# Requirements
Pull out every line in the data that has the string "document" in it.

•••••

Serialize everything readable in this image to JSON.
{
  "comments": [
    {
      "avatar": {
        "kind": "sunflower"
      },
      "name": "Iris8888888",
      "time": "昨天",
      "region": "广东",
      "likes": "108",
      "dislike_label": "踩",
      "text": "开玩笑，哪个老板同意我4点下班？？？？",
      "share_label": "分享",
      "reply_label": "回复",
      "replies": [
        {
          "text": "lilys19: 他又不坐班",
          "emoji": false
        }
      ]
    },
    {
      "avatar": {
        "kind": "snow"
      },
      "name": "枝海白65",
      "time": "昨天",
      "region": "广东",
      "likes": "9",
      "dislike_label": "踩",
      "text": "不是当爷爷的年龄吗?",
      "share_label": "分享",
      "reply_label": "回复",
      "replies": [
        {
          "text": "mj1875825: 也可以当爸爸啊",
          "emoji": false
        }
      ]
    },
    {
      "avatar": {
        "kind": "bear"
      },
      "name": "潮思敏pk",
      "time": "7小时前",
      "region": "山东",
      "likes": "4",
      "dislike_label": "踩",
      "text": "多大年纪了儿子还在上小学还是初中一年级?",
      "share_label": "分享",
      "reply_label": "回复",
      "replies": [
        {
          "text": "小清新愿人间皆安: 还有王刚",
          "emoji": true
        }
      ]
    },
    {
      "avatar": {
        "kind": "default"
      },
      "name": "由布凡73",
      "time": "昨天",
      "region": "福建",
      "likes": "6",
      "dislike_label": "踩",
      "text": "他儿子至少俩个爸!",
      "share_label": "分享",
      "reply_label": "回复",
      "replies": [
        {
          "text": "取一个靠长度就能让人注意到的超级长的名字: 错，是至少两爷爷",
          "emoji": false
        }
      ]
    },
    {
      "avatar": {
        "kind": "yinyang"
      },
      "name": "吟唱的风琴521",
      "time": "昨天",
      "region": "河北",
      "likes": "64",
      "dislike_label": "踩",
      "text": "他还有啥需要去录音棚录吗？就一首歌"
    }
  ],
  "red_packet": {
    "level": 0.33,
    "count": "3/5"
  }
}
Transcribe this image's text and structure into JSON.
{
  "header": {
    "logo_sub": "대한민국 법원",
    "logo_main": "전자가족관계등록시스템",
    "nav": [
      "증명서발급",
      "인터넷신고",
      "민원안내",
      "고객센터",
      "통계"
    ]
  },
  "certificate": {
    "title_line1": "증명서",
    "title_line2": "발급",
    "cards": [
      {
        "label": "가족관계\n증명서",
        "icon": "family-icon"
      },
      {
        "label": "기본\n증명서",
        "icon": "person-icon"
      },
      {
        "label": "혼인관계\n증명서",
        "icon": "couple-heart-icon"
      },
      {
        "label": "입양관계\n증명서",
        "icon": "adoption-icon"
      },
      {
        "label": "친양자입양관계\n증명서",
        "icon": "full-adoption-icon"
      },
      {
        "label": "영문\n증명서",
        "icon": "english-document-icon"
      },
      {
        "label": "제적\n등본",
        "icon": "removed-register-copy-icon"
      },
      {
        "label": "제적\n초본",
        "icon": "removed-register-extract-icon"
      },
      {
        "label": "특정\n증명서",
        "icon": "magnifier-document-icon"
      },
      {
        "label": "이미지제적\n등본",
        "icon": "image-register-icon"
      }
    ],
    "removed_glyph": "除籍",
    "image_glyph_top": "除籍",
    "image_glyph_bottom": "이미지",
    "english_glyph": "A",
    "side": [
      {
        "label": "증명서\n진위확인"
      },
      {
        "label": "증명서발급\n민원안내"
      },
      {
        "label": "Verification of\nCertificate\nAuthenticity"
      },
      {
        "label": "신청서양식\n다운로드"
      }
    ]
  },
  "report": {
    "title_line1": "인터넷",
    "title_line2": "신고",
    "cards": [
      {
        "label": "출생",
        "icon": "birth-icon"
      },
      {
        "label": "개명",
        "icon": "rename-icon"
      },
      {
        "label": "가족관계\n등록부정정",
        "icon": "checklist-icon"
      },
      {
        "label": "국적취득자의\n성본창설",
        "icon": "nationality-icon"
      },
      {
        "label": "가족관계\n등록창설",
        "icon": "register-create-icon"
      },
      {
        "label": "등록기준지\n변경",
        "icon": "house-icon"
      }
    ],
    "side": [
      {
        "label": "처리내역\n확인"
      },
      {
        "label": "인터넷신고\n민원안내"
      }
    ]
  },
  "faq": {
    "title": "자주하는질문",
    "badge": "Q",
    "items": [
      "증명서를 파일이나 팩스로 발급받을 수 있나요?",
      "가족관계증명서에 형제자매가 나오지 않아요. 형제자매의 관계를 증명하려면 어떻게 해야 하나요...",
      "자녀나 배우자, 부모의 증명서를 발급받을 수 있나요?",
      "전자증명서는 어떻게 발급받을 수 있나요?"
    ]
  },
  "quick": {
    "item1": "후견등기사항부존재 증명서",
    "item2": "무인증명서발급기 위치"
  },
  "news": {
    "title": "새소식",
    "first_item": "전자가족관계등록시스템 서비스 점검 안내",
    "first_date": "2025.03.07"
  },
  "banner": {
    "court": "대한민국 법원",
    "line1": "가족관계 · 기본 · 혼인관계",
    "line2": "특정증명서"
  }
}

•••••

# Response to the exercise
        "icon": "english-document-icon"
        "icon": "magnifier-document-icon"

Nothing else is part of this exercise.